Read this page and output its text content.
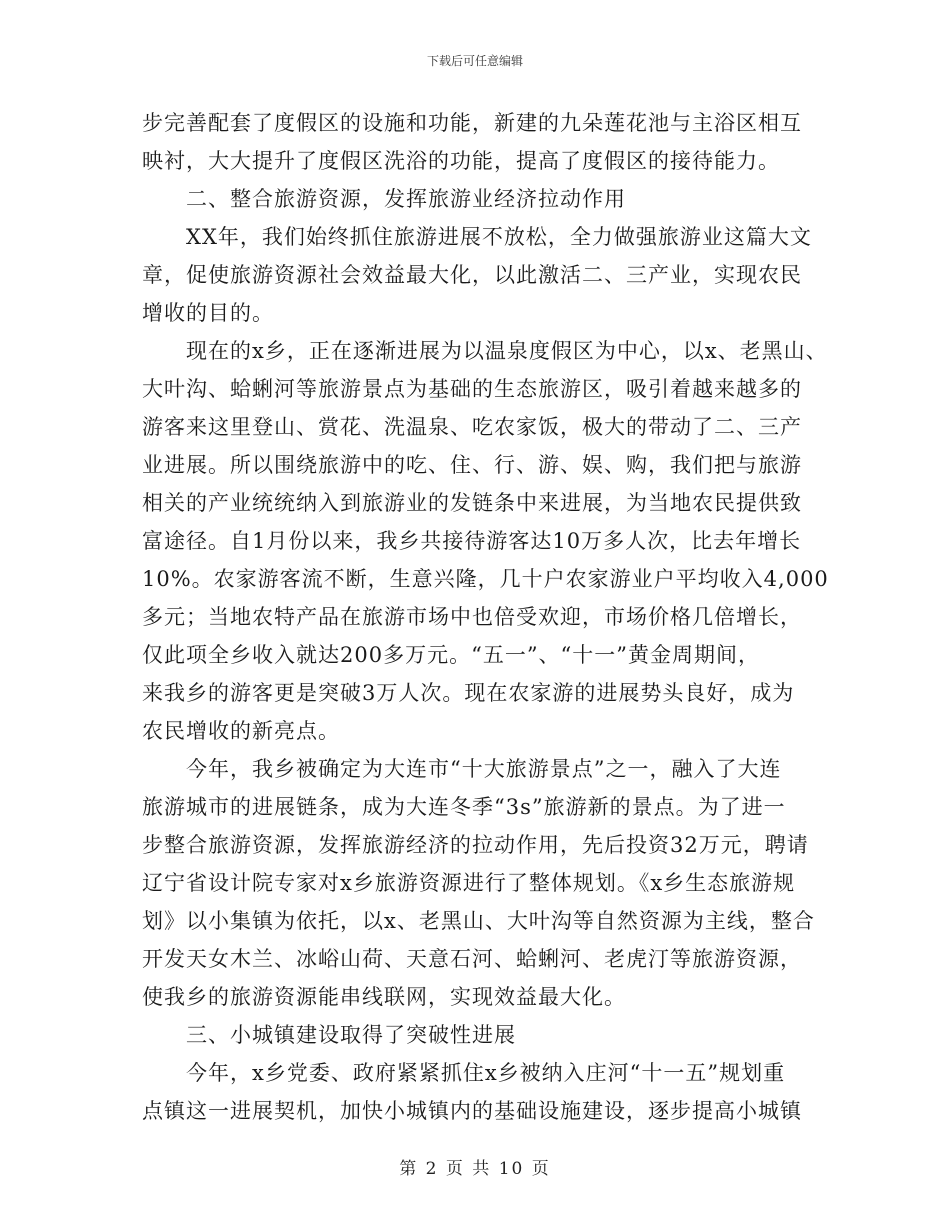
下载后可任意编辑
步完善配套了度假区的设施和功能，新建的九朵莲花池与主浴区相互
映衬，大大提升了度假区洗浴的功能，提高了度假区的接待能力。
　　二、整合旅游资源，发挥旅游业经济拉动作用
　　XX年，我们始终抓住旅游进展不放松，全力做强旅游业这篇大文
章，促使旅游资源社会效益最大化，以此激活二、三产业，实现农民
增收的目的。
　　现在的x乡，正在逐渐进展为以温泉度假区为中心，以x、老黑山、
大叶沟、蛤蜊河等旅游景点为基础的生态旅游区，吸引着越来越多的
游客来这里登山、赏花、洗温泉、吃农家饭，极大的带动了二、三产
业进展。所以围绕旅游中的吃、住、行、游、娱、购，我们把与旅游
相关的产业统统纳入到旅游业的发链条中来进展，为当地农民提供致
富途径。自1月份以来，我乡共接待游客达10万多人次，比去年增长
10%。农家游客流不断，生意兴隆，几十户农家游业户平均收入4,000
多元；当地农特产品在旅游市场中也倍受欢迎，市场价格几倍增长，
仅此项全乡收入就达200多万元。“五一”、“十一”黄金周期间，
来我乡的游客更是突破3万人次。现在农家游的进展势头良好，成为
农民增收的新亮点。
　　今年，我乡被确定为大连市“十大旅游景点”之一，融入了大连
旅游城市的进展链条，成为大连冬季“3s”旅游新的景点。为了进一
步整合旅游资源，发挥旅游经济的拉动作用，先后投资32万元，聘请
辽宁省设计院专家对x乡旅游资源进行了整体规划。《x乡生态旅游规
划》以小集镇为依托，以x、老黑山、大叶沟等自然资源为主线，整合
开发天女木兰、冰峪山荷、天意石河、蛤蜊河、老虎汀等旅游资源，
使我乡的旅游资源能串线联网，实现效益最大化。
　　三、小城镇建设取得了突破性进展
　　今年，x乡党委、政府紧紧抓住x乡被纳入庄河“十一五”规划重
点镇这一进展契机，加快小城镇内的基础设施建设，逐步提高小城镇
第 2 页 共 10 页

■ ■ ■ ■

Quote the data exactly, leaving every image out of the copy.

(CORRECT RESPONSE):
Read this page and output its text content.
下载后可任意编辑
步完善配套了度假区的设施和功能，新建的九朵莲花池与主浴区相互
映衬，大大提升了度假区洗浴的功能，提高了度假区的接待能力。
　　二、整合旅游资源，发挥旅游业经济拉动作用
　　XX年，我们始终抓住旅游进展不放松，全力做强旅游业这篇大文
章，促使旅游资源社会效益最大化，以此激活二、三产业，实现农民
增收的目的。
　　现在的x乡，正在逐渐进展为以温泉度假区为中心，以x、老黑山、
大叶沟、蛤蜊河等旅游景点为基础的生态旅游区，吸引着越来越多的
游客来这里登山、赏花、洗温泉、吃农家饭，极大的带动了二、三产
业进展。所以围绕旅游中的吃、住、行、游、娱、购，我们把与旅游
相关的产业统统纳入到旅游业的发链条中来进展，为当地农民提供致
富途径。自1月份以来，我乡共接待游客达10万多人次，比去年增长
10%。农家游客流不断，生意兴隆，几十户农家游业户平均收入4,000
多元；当地农特产品在旅游市场中也倍受欢迎，市场价格几倍增长，
仅此项全乡收入就达200多万元。“五一”、“十一”黄金周期间，
来我乡的游客更是突破3万人次。现在农家游的进展势头良好，成为
农民增收的新亮点。
　　今年，我乡被确定为大连市“十大旅游景点”之一，融入了大连
旅游城市的进展链条，成为大连冬季“3s”旅游新的景点。为了进一
步整合旅游资源，发挥旅游经济的拉动作用，先后投资32万元，聘请
辽宁省设计院专家对x乡旅游资源进行了整体规划。《x乡生态旅游规
划》以小集镇为依托，以x、老黑山、大叶沟等自然资源为主线，整合
开发天女木兰、冰峪山荷、天意石河、蛤蜊河、老虎汀等旅游资源，
使我乡的旅游资源能串线联网，实现效益最大化。
　　三、小城镇建设取得了突破性进展
　　今年，x乡党委、政府紧紧抓住x乡被纳入庄河“十一五”规划重
点镇这一进展契机，加快小城镇内的基础设施建设，逐步提高小城镇
第 2 页 共 10 页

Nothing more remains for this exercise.